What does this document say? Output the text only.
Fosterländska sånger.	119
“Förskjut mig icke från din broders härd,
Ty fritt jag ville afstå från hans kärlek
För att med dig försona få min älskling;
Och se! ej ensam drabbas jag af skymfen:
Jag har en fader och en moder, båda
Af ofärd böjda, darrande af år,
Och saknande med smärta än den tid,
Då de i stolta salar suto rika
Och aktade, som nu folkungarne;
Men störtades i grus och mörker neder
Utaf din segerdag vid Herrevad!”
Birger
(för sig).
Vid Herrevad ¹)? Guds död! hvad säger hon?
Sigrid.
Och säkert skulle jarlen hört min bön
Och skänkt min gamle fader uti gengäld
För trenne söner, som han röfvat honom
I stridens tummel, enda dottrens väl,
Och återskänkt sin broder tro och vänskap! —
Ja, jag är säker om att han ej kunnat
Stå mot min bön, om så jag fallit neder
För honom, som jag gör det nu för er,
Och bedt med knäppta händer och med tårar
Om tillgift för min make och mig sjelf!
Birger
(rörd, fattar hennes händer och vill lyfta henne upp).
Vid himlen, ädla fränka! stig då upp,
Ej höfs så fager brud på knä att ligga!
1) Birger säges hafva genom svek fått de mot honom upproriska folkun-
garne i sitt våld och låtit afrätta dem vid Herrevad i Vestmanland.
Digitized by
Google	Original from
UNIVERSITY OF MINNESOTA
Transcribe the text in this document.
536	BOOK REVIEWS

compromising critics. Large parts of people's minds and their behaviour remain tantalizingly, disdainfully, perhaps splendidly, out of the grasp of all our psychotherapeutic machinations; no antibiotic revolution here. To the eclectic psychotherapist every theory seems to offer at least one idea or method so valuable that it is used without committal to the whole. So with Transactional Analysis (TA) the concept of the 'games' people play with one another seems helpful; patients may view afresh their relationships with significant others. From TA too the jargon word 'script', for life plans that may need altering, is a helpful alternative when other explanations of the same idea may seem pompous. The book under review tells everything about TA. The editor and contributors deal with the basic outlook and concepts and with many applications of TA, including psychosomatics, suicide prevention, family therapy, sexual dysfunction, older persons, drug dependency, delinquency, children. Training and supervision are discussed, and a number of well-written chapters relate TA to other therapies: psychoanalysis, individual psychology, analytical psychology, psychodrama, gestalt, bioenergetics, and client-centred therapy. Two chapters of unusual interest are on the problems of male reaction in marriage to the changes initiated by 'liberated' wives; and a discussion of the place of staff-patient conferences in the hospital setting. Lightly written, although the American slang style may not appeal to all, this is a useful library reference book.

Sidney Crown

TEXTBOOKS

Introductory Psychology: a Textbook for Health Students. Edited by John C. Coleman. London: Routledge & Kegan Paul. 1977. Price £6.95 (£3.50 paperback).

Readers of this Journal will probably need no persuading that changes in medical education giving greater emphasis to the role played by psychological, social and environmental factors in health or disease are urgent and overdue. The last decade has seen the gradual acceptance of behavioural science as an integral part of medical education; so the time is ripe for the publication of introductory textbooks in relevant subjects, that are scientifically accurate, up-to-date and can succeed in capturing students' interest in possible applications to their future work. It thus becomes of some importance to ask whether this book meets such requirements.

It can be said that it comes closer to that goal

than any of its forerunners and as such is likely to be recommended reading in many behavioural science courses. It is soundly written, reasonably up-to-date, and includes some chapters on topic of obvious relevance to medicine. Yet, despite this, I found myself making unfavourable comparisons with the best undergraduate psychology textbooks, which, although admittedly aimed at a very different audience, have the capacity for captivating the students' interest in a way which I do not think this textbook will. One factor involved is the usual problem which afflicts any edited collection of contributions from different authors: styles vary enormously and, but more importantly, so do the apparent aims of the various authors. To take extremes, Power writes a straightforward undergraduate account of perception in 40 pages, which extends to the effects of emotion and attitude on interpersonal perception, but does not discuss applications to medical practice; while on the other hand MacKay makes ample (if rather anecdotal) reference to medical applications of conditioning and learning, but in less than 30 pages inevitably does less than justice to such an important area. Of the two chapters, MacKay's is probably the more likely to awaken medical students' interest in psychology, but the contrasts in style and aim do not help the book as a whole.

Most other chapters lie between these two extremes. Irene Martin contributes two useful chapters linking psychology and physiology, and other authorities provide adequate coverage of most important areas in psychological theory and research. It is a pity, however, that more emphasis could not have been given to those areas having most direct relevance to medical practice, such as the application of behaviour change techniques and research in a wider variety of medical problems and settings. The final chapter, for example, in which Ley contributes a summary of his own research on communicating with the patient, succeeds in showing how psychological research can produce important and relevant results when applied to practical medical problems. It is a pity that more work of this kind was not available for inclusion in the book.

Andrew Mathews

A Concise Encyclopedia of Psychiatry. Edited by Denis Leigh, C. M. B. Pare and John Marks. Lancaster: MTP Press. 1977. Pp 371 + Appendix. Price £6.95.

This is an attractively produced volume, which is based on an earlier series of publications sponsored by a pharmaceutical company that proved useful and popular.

Goal of the exercise:
Return the listing in full, exactly.

Result below:
What does this document say? Output the text only.
Fosterländska sånger.	119
“Förskjut mig icke från din broders härd,
Ty fritt jag ville afstå från hans kärlek
För att med dig försona få min älskling;
Och se! ej ensam drabbas jag af skymfen:
Jag har en fader och en moder, båda
Af ofärd böjda, darrande af år,
Och saknande med smärta än den tid,
Då de i stolta salar suto rika
Och aktade, som nu folkungarne;
Men störtades i grus och mörker neder
Utaf din segerdag vid Herrevad!”
Birger
(för sig).
Vid Herrevad ¹)? Guds död! hvad säger hon?
Sigrid.
Och säkert skulle jarlen hört min bön
Och skänkt min gamle fader uti gengäld
För trenne söner, som han röfvat honom
I stridens tummel, enda dottrens väl,
Och återskänkt sin broder tro och vänskap! —
Ja, jag är säker om att han ej kunnat
Stå mot min bön, om så jag fallit neder
För honom, som jag gör det nu för er,
Och bedt med knäppta händer och med tårar
Om tillgift för min make och mig sjelf!
Birger
(rörd, fattar hennes händer och vill lyfta henne upp).
Vid himlen, ädla fränka! stig då upp,
Ej höfs så fager brud på knä att ligga!
1) Birger säges hafva genom svek fått de mot honom upproriska folkun-
garne i sitt våld och låtit afrätta dem vid Herrevad i Vestmanland.
Digitized by
Google	Original from
UNIVERSITY OF MINNESOTA
Transcribe the text in this document.
536	BOOK REVIEWS

compromising critics. Large parts of people's minds and their behaviour remain tantalizingly, disdainfully, perhaps splendidly, out of the grasp of all our psychotherapeutic machinations; no antibiotic revolution here. To the eclectic psychotherapist every theory seems to offer at least one idea or method so valuable that it is used without committal to the whole. So with Transactional Analysis (TA) the concept of the 'games' people play with one another seems helpful; patients may view afresh their relationships with significant others. From TA too the jargon word 'script', for life plans that may need altering, is a helpful alternative when other explanations of the same idea may seem pompous. The book under review tells everything about TA. The editor and contributors deal with the basic outlook and concepts and with many applications of TA, including psychosomatics, suicide prevention, family therapy, sexual dysfunction, older persons, drug dependency, delinquency, children. Training and supervision are discussed, and a number of well-written chapters relate TA to other therapies: psychoanalysis, individual psychology, analytical psychology, psychodrama, gestalt, bioenergetics, and client-centred therapy. Two chapters of unusual interest are on the problems of male reaction in marriage to the changes initiated by 'liberated' wives; and a discussion of the place of staff-patient conferences in the hospital setting. Lightly written, although the American slang style may not appeal to all, this is a useful library reference book.

Sidney Crown

TEXTBOOKS

Introductory Psychology: a Textbook for Health Students. Edited by John C. Coleman. London: Routledge & Kegan Paul. 1977. Price £6.95 (£3.50 paperback).

Readers of this Journal will probably need no persuading that changes in medical education giving greater emphasis to the role played by psychological, social and environmental factors in health or disease are urgent and overdue. The last decade has seen the gradual acceptance of behavioural science as an integral part of medical education; so the time is ripe for the publication of introductory textbooks in relevant subjects, that are scientifically accurate, up-to-date and can succeed in capturing students' interest in possible applications to their future work. It thus becomes of some importance to ask whether this book meets such requirements.

It can be said that it comes closer to that goal

than any of its forerunners and as such is likely to be recommended reading in many behavioural science courses. It is soundly written, reasonably up-to-date, and includes some chapters on topic of obvious relevance to medicine. Yet, despite this, I found myself making unfavourable comparisons with the best undergraduate psychology textbooks, which, although admittedly aimed at a very different audience, have the capacity for captivating the students' interest in a way which I do not think this textbook will. One factor involved is the usual problem which afflicts any edited collection of contributions from different authors: styles vary enormously and, but more importantly, so do the apparent aims of the various authors. To take extremes, Power writes a straightforward undergraduate account of perception in 40 pages, which extends to the effects of emotion and attitude on interpersonal perception, but does not discuss applications to medical practice; while on the other hand MacKay makes ample (if rather anecdotal) reference to medical applications of conditioning and learning, but in less than 30 pages inevitably does less than justice to such an important area. Of the two chapters, MacKay's is probably the more likely to awaken medical students' interest in psychology, but the contrasts in style and aim do not help the book as a whole.

Most other chapters lie between these two extremes. Irene Martin contributes two useful chapters linking psychology and physiology, and other authorities provide adequate coverage of most important areas in psychological theory and research. It is a pity, however, that more emphasis could not have been given to those areas having most direct relevance to medical practice, such as the application of behaviour change techniques and research in a wider variety of medical problems and settings. The final chapter, for example, in which Ley contributes a summary of his own research on communicating with the patient, succeeds in showing how psychological research can produce important and relevant results when applied to practical medical problems. It is a pity that more work of this kind was not available for inclusion in the book.

Andrew Mathews

A Concise Encyclopedia of Psychiatry. Edited by Denis Leigh, C. M. B. Pare and John Marks. Lancaster: MTP Press. 1977. Pp 371 + Appendix. Price £6.95.

This is an attractively produced volume, which is based on an earlier series of publications sponsored by a pharmaceutical company that proved useful and popular.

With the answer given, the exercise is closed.